Excerpt from a dataset:
- - - - - - -

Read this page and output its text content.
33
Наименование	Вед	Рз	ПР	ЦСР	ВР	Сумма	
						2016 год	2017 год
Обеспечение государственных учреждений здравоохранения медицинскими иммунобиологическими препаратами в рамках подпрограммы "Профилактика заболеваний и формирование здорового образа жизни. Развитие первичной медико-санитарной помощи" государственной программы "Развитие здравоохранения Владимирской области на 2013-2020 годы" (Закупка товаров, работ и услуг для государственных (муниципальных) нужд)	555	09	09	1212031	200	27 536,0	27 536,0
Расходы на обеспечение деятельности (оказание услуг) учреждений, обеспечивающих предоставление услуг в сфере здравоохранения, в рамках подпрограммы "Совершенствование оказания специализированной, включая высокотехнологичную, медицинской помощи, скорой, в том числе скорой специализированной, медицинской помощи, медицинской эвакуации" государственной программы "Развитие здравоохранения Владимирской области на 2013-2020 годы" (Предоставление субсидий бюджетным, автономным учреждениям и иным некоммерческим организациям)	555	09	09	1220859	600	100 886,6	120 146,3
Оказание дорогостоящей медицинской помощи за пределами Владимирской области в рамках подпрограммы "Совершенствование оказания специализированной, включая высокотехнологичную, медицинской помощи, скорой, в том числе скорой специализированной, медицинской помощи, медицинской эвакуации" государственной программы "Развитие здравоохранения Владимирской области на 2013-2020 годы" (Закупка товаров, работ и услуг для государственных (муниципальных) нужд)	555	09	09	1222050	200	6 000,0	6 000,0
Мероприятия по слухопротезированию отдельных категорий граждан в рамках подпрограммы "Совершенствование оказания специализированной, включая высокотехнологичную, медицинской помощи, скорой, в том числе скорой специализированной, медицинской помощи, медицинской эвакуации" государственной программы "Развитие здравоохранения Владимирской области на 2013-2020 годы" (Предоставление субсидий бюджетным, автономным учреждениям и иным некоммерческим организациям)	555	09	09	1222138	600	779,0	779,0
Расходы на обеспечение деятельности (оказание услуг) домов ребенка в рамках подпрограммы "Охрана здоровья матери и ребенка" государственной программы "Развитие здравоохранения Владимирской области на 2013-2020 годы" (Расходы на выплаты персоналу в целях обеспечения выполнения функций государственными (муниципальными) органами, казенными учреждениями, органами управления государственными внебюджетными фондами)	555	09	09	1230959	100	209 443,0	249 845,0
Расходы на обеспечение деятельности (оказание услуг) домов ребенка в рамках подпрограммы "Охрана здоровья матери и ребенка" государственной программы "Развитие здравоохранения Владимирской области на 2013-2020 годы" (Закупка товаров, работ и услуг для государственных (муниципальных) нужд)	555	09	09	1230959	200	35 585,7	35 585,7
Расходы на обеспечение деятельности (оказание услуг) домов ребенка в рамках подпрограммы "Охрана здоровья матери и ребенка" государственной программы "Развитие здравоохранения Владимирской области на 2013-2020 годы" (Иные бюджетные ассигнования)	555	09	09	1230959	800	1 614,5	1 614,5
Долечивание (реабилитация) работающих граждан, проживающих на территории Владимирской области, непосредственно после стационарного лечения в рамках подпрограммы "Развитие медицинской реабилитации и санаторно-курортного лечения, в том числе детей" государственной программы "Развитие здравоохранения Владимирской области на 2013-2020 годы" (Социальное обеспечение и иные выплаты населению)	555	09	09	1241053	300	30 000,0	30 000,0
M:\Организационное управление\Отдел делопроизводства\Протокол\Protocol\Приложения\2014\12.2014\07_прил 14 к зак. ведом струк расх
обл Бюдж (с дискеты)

- - - - - - -

Brief: For this exercise, gather every line of the data that contains the word "эвакуации".

Answer for the task:
Расходы на обеспечение деятельности (оказание услуг) учреждений, обеспечивающих предоставление услуг в сфере здравоохранения, в рамках подпрограммы "Совершенствование оказания специализированной, включая высокотехнологичную, медицинской помощи, скорой, в том числе скорой специализированной, медицинской помощи, медицинской эвакуации" государственной программы "Развитие здравоохранения Владимирской области на 2013-2020 годы" (Предоставление субсидий бюджетным, автономным учреждениям и иным некоммерческим организациям)	555	09	09	1220859	600	100 886,6	120 146,3
Оказание дорогостоящей медицинской помощи за пределами Владимирской области в рамках подпрограммы "Совершенствование оказания специализированной, включая высокотехнологичную, медицинской помощи, скорой, в том числе скорой специализированной, медицинской помощи, медицинской эвакуации" государственной программы "Развитие здравоохранения Владимирской области на 2013-2020 годы" (Закупка товаров, работ и услуг для государственных (муниципальных) нужд)	555	09	09	1222050	200	6 000,0	6 000,0
Мероприятия по слухопротезированию отдельных категорий граждан в рамках подпрограммы "Совершенствование оказания специализированной, включая высокотехнологичную, медицинской помощи, скорой, в том числе скорой специализированной, медицинской помощи, медицинской эвакуации" государственной программы "Развитие здравоохранения Владимирской области на 2013-2020 годы" (Предоставление субсидий бюджетным, автономным учреждениям и иным некоммерческим организациям)	555	09	09	1222138	600	779,0	779,0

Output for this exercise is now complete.